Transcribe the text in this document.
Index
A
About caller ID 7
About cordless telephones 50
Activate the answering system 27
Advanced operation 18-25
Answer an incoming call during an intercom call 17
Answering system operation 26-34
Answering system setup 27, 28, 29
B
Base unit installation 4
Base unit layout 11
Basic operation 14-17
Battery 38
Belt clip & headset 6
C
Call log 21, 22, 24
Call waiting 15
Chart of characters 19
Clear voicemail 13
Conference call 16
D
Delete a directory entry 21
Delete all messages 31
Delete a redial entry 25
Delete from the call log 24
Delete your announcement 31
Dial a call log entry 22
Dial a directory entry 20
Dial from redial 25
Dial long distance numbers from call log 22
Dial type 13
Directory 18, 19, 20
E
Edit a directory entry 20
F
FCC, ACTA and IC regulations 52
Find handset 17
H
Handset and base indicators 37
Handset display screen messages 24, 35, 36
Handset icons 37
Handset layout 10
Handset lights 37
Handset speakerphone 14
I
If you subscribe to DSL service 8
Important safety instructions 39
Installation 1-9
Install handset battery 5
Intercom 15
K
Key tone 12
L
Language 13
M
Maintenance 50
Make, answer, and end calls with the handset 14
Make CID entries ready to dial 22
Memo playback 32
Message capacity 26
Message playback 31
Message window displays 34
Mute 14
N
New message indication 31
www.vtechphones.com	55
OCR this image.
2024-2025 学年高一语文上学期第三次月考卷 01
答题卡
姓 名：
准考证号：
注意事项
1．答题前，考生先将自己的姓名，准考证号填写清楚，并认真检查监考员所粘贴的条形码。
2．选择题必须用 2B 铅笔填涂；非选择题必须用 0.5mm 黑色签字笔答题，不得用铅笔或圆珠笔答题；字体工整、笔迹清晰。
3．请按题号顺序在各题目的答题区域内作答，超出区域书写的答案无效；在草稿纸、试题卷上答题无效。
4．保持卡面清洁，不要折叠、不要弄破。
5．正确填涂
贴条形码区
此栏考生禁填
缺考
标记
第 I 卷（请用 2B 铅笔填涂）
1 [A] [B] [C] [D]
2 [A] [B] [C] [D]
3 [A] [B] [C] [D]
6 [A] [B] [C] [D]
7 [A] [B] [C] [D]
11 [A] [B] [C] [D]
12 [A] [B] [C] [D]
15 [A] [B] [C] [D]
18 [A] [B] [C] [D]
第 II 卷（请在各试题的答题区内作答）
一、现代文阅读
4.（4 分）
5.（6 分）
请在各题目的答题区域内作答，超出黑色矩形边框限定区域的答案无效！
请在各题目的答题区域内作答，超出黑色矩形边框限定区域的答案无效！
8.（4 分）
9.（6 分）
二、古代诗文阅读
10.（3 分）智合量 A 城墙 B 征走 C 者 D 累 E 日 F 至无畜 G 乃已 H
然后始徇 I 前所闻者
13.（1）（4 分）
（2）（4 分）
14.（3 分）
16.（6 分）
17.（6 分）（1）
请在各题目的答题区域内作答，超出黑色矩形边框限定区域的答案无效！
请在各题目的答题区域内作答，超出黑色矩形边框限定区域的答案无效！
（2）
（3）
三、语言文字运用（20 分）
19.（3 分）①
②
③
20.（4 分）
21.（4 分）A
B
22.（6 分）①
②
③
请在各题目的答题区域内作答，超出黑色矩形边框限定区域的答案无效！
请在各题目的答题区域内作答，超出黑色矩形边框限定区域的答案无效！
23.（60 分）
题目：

--------------------

Once more, set down the full listing, verbatim.

• [TASK ANSWER]
Transcribe the text in this document.
Index
A
About caller ID 7
About cordless telephones 50
Activate the answering system 27
Advanced operation 18-25
Answer an incoming call during an intercom call 17
Answering system operation 26-34
Answering system setup 27, 28, 29
B
Base unit installation 4
Base unit layout 11
Basic operation 14-17
Battery 38
Belt clip & headset 6
C
Call log 21, 22, 24
Call waiting 15
Chart of characters 19
Clear voicemail 13
Conference call 16
D
Delete a directory entry 21
Delete all messages 31
Delete a redial entry 25
Delete from the call log 24
Delete your announcement 31
Dial a call log entry 22
Dial a directory entry 20
Dial from redial 25
Dial long distance numbers from call log 22
Dial type 13
Directory 18, 19, 20
E
Edit a directory entry 20
F
FCC, ACTA and IC regulations 52
Find handset 17
H
Handset and base indicators 37
Handset display screen messages 24, 35, 36
Handset icons 37
Handset layout 10
Handset lights 37
Handset speakerphone 14
I
If you subscribe to DSL service 8
Important safety instructions 39
Installation 1-9
Install handset battery 5
Intercom 15
K
Key tone 12
L
Language 13
M
Maintenance 50
Make, answer, and end calls with the handset 14
Make CID entries ready to dial 22
Memo playback 32
Message capacity 26
Message playback 31
Message window displays 34
Mute 14
N
New message indication 31
www.vtechphones.com	55
OCR this image.
2024-2025 学年高一语文上学期第三次月考卷 01
答题卡
姓 名：
准考证号：
注意事项
1．答题前，考生先将自己的姓名，准考证号填写清楚，并认真检查监考员所粘贴的条形码。
2．选择题必须用 2B 铅笔填涂；非选择题必须用 0.5mm 黑色签字笔答题，不得用铅笔或圆珠笔答题；字体工整、笔迹清晰。
3．请按题号顺序在各题目的答题区域内作答，超出区域书写的答案无效；在草稿纸、试题卷上答题无效。
4．保持卡面清洁，不要折叠、不要弄破。
5．正确填涂
贴条形码区
此栏考生禁填
缺考
标记
第 I 卷（请用 2B 铅笔填涂）
1 [A] [B] [C] [D]
2 [A] [B] [C] [D]
3 [A] [B] [C] [D]
6 [A] [B] [C] [D]
7 [A] [B] [C] [D]
11 [A] [B] [C] [D]
12 [A] [B] [C] [D]
15 [A] [B] [C] [D]
18 [A] [B] [C] [D]
第 II 卷（请在各试题的答题区内作答）
一、现代文阅读
4.（4 分）
5.（6 分）
请在各题目的答题区域内作答，超出黑色矩形边框限定区域的答案无效！
请在各题目的答题区域内作答，超出黑色矩形边框限定区域的答案无效！
8.（4 分）
9.（6 分）
二、古代诗文阅读
10.（3 分）智合量 A 城墙 B 征走 C 者 D 累 E 日 F 至无畜 G 乃已 H
然后始徇 I 前所闻者
13.（1）（4 分）
（2）（4 分）
14.（3 分）
16.（6 分）
17.（6 分）（1）
请在各题目的答题区域内作答，超出黑色矩形边框限定区域的答案无效！
请在各题目的答题区域内作答，超出黑色矩形边框限定区域的答案无效！
（2）
（3）
三、语言文字运用（20 分）
19.（3 分）①
②
③
20.（4 分）
21.（4 分）A
B
22.（6 分）①
②
③
请在各题目的答题区域内作答，超出黑色矩形边框限定区域的答案无效！
请在各题目的答题区域内作答，超出黑色矩形边框限定区域的答案无效！
23.（60 分）
题目：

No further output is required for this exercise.